● READING PASSAGE:
--- begin ---

Brad Meltzer's Decoded (or simply Decoded) is an American investigative television series focused on historical mysteries and alleged conspiracy theories, produced by Go Go Luckey and Berman/Braun, that premiered December 2, 2010, on the History Channel. The series is hosted by Brad Meltzer, an author of political thriller novels and non-fiction works, and follows a team of investigators who try to determine the meanings behind various symbolism, alleged secret codes and conspiracies that surround us every day. History Decoded, a book by Meltzer that was inspired by the show, was published in October 2013.

==Cast==
- Brad Meltzer – author and investigator
- Scott Rolle – U.S. Army Reserves LTC and trial judge
- Christine McKinley – mechanical engineer and writer
- Buddy Levy – English professor, author and journalist

==Reception==
The New York Times reviewer Ginia Bellafante gave Decoded a critical review, writing, "[there] are the languorous crackpots who wonder if codes are embedded in their Home Depot receipts, or if George Washington's wooden leg hid an alternate Constitution. It is for this group that the series Brad Meltzer's Decoded has been conceived" but says, "Decoded, though, at least returns the History channel to history" after its forays into reality TV such as Ice Road Truckers and Ax Men.

PopMatters.com compares aspects of Decoded to Conspiracy Theory with Jesse Ventura stating it has "some broadly questionable research and conclusions, all developed and pursued 'in the moment', to give Decoded that sort of you-are-there-for-this-grand-adventure feel."

--- end ---

● INSTRUCTION 1:
In the records, starting at the beginning and ending at the line that contains "bar xyxy=(219,263,224,448)", switch "chart-title" to "heading" and leave everything else unchanged.
● INSTRUCTION 2:
Pick up the text about the television series Decoded and continue it from its last sentence.

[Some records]
--- begin ---

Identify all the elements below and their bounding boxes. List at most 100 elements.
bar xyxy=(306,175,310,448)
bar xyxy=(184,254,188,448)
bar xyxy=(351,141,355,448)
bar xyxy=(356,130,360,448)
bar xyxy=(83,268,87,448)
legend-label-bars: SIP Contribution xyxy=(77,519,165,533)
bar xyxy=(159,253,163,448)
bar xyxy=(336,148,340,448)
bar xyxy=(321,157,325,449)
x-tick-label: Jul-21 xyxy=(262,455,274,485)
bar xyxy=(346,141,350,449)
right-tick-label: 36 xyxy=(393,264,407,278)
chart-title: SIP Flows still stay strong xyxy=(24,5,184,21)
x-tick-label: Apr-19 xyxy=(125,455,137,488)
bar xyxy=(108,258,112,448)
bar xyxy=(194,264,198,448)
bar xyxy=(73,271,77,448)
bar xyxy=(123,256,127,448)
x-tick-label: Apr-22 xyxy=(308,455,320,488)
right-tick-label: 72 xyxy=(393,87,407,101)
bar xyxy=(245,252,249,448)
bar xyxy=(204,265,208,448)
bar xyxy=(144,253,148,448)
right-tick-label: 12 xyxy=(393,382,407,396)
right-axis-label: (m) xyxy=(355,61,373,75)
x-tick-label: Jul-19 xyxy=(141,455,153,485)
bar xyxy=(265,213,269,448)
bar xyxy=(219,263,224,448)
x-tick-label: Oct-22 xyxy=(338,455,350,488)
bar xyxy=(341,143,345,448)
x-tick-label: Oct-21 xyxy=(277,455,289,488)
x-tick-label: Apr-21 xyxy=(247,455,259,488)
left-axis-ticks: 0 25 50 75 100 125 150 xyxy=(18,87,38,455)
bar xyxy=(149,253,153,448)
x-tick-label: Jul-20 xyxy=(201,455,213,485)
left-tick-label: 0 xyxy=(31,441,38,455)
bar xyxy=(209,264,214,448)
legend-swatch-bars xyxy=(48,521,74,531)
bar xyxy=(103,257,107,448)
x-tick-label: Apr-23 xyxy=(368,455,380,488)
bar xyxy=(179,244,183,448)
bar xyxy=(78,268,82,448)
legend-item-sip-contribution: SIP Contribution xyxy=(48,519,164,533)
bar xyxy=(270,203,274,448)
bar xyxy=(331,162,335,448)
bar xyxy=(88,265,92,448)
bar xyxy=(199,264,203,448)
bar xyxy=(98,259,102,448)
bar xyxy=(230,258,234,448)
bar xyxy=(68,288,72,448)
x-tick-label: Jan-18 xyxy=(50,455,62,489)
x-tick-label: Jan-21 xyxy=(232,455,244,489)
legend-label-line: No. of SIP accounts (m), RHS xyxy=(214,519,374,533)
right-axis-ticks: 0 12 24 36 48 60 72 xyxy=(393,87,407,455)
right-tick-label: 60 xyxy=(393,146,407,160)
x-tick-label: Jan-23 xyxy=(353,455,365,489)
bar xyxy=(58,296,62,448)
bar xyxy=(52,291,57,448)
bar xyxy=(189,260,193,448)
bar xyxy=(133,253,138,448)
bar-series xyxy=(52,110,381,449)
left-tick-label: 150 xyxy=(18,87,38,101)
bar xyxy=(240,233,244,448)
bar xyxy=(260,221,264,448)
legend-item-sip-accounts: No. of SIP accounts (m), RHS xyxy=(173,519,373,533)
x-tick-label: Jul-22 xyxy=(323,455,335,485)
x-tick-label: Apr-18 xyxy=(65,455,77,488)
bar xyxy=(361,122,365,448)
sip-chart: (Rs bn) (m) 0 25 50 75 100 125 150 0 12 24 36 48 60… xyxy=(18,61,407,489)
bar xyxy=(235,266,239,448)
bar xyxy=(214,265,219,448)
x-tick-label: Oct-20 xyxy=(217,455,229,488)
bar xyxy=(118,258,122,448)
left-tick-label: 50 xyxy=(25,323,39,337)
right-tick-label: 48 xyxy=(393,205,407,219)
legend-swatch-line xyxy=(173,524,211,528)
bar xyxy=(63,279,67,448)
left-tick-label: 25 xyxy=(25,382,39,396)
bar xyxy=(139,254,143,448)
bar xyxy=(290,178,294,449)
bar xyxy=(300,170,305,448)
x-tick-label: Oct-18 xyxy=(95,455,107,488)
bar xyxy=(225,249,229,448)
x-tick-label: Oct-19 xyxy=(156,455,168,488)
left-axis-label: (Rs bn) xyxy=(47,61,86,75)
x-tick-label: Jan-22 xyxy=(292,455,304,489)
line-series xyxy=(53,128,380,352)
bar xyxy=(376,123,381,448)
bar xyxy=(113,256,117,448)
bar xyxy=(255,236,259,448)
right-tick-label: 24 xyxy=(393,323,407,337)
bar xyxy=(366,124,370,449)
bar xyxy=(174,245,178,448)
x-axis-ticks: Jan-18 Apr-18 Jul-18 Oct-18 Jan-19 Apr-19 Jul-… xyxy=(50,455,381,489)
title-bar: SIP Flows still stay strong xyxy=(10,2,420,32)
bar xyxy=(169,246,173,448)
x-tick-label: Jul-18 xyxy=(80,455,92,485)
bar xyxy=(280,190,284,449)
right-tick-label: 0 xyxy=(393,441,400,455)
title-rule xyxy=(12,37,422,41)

--- end ---

● EXERCISE RESULT 1:
Identify all the elements below and their bounding boxes. List at most 100 elements.
bar xyxy=(306,175,310,448)
bar xyxy=(184,254,188,448)
bar xyxy=(351,141,355,448)
bar xyxy=(356,130,360,448)
bar xyxy=(83,268,87,448)
legend-label-bars: SIP Contribution xyxy=(77,519,165,533)
bar xyxy=(159,253,163,448)
bar xyxy=(336,148,340,448)
bar xyxy=(321,157,325,449)
x-tick-label: Jul-21 xyxy=(262,455,274,485)
bar xyxy=(346,141,350,449)
right-tick-label: 36 xyxy=(393,264,407,278)
heading: SIP Flows still stay strong xyxy=(24,5,184,21)
x-tick-label: Apr-19 xyxy=(125,455,137,488)
bar xyxy=(108,258,112,448)
bar xyxy=(194,264,198,448)
bar xyxy=(73,271,77,448)
bar xyxy=(123,256,127,448)
x-tick-label: Apr-22 xyxy=(308,455,320,488)
right-tick-label: 72 xyxy=(393,87,407,101)
bar xyxy=(245,252,249,448)
bar xyxy=(204,265,208,448)
bar xyxy=(144,253,148,448)
right-tick-label: 12 xyxy=(393,382,407,396)
right-axis-label: (m) xyxy=(355,61,373,75)
x-tick-label: Jul-19 xyxy=(141,455,153,485)
bar xyxy=(265,213,269,448)
bar xyxy=(219,263,224,448)

● EXERCISE RESULT 2:
==Episodes==

===Season 1 (2010–11)===

| No. | Title | Original release date |
| 101 (1) | "The White House" | December 2, 2010 |
Brad and team continue the 200-year search for the mysterious White House cornerstone. Supposedly laid down in 1792 by members of the secretive Freemasons, records are sketchy on the history of this stone which has been sought after by those such as Harry S. Truman and Barbara Bush.
| 102 (2) | "Secret Presidential Codes" | December 9, 2010 |
Brad and team investigate the suspicious suicide of one of the world's greatest explorers, Meriwether Lewis, (of Lewis and Clark fame), who may have died while in possession of secret codes for president Thomas Jefferson and clues that his death may have been an assassination.
| 103 (3) | "Statue of Liberty" | December 16, 2010 |
Brad and team study the iconic Statue of Liberty, a symbol of freedom and prosperity, or so it seems until they uncover symbolism on the structure that may reflect a more sinister meaning and its significance to the "power number" of "7".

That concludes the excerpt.